* _Recorded information_

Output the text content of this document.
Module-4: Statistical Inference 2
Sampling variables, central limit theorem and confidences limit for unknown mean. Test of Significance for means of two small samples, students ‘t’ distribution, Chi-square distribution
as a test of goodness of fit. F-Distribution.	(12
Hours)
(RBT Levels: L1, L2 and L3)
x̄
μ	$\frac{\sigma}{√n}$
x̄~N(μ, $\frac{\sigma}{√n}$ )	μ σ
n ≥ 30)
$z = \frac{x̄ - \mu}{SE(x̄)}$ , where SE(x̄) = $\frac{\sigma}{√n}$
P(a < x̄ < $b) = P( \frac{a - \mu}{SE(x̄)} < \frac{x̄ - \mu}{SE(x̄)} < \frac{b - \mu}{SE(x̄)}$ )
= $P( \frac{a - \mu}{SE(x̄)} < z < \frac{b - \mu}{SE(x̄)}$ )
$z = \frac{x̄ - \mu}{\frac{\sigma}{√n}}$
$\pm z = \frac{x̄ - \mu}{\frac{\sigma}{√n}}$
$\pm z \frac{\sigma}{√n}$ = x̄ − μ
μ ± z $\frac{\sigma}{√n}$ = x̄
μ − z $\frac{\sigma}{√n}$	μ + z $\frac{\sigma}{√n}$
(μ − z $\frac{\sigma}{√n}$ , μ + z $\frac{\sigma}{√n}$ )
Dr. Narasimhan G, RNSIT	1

* _Objective_
Write every entry out again exactly.

* _Full answer_
Output the text content of this document.
Module-4: Statistical Inference 2
Sampling variables, central limit theorem and confidences limit for unknown mean. Test of Significance for means of two small samples, students ‘t’ distribution, Chi-square distribution
as a test of goodness of fit. F-Distribution.	(12
Hours)
(RBT Levels: L1, L2 and L3)
x̄
μ	$\frac{\sigma}{√n}$
x̄~N(μ, $\frac{\sigma}{√n}$ )	μ σ
n ≥ 30)
$z = \frac{x̄ - \mu}{SE(x̄)}$ , where SE(x̄) = $\frac{\sigma}{√n}$
P(a < x̄ < $b) = P( \frac{a - \mu}{SE(x̄)} < \frac{x̄ - \mu}{SE(x̄)} < \frac{b - \mu}{SE(x̄)}$ )
= $P( \frac{a - \mu}{SE(x̄)} < z < \frac{b - \mu}{SE(x̄)}$ )
$z = \frac{x̄ - \mu}{\frac{\sigma}{√n}}$
$\pm z = \frac{x̄ - \mu}{\frac{\sigma}{√n}}$
$\pm z \frac{\sigma}{√n}$ = x̄ − μ
μ ± z $\frac{\sigma}{√n}$ = x̄
μ − z $\frac{\sigma}{√n}$	μ + z $\frac{\sigma}{√n}$
(μ − z $\frac{\sigma}{√n}$ , μ + z $\frac{\sigma}{√n}$ )
Dr. Narasimhan G, RNSIT	1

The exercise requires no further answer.